── INFORMATION GIVEN ──
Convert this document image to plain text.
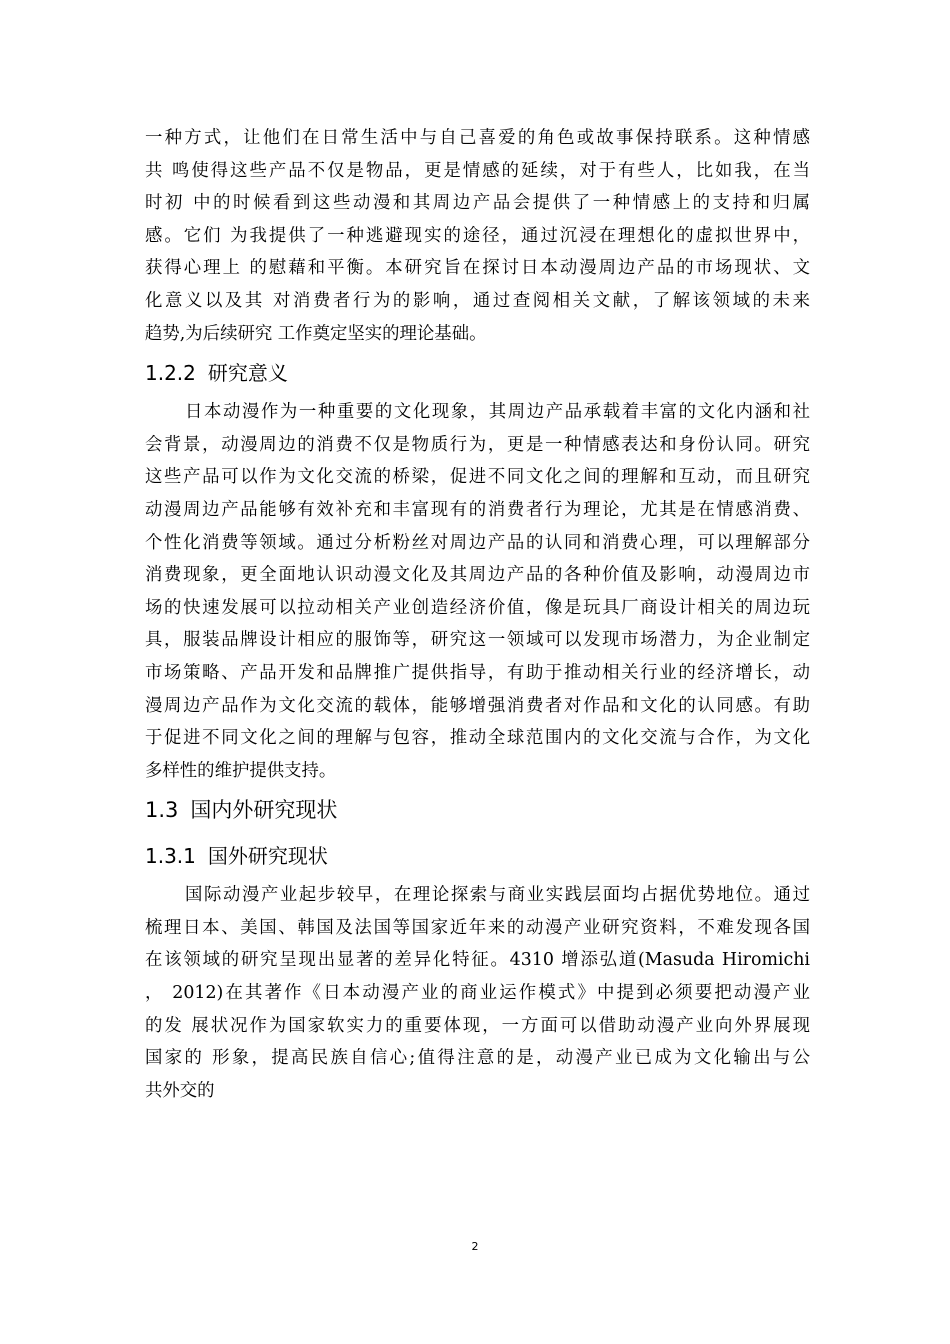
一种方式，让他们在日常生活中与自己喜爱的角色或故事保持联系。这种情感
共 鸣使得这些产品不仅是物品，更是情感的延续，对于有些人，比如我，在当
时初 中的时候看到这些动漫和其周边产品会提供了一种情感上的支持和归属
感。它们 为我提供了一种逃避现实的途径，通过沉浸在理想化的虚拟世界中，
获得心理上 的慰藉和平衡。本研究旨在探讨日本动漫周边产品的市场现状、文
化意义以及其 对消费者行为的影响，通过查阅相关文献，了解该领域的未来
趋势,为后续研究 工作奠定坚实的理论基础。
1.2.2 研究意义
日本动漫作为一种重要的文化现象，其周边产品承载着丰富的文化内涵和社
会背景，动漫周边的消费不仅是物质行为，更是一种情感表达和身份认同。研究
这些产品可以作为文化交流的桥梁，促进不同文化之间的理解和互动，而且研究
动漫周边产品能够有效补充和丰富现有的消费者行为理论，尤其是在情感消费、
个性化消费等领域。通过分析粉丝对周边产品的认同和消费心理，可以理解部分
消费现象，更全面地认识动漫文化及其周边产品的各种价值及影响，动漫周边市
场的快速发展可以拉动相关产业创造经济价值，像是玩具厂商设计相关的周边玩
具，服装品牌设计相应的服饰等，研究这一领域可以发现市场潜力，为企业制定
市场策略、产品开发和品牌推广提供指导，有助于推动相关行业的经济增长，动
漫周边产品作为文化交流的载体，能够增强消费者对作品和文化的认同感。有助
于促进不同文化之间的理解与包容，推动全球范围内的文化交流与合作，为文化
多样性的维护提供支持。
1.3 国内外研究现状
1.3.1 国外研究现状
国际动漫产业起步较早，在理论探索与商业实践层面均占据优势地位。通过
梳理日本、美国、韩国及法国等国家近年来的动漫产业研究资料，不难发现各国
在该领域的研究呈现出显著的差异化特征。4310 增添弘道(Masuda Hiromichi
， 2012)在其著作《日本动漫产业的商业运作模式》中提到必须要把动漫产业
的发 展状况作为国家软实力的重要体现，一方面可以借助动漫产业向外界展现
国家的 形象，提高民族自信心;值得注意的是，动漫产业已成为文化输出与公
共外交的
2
───
TASK DESCRIPTION >> Transcribe the full listing above exactly as it stands, minus the pictures.

ANSWER IN FULL >>
Convert this document image to plain text.
一种方式，让他们在日常生活中与自己喜爱的角色或故事保持联系。这种情感
共 鸣使得这些产品不仅是物品，更是情感的延续，对于有些人，比如我，在当
时初 中的时候看到这些动漫和其周边产品会提供了一种情感上的支持和归属
感。它们 为我提供了一种逃避现实的途径，通过沉浸在理想化的虚拟世界中，
获得心理上 的慰藉和平衡。本研究旨在探讨日本动漫周边产品的市场现状、文
化意义以及其 对消费者行为的影响，通过查阅相关文献，了解该领域的未来
趋势,为后续研究 工作奠定坚实的理论基础。
1.2.2 研究意义
日本动漫作为一种重要的文化现象，其周边产品承载着丰富的文化内涵和社
会背景，动漫周边的消费不仅是物质行为，更是一种情感表达和身份认同。研究
这些产品可以作为文化交流的桥梁，促进不同文化之间的理解和互动，而且研究
动漫周边产品能够有效补充和丰富现有的消费者行为理论，尤其是在情感消费、
个性化消费等领域。通过分析粉丝对周边产品的认同和消费心理，可以理解部分
消费现象，更全面地认识动漫文化及其周边产品的各种价值及影响，动漫周边市
场的快速发展可以拉动相关产业创造经济价值，像是玩具厂商设计相关的周边玩
具，服装品牌设计相应的服饰等，研究这一领域可以发现市场潜力，为企业制定
市场策略、产品开发和品牌推广提供指导，有助于推动相关行业的经济增长，动
漫周边产品作为文化交流的载体，能够增强消费者对作品和文化的认同感。有助
于促进不同文化之间的理解与包容，推动全球范围内的文化交流与合作，为文化
多样性的维护提供支持。
1.3 国内外研究现状
1.3.1 国外研究现状
国际动漫产业起步较早，在理论探索与商业实践层面均占据优势地位。通过
梳理日本、美国、韩国及法国等国家近年来的动漫产业研究资料，不难发现各国
在该领域的研究呈现出显著的差异化特征。4310 增添弘道(Masuda Hiromichi
， 2012)在其著作《日本动漫产业的商业运作模式》中提到必须要把动漫产业
的发 展状况作为国家软实力的重要体现，一方面可以借助动漫产业向外界展现
国家的 形象，提高民族自信心;值得注意的是，动漫产业已成为文化输出与公
共外交的
2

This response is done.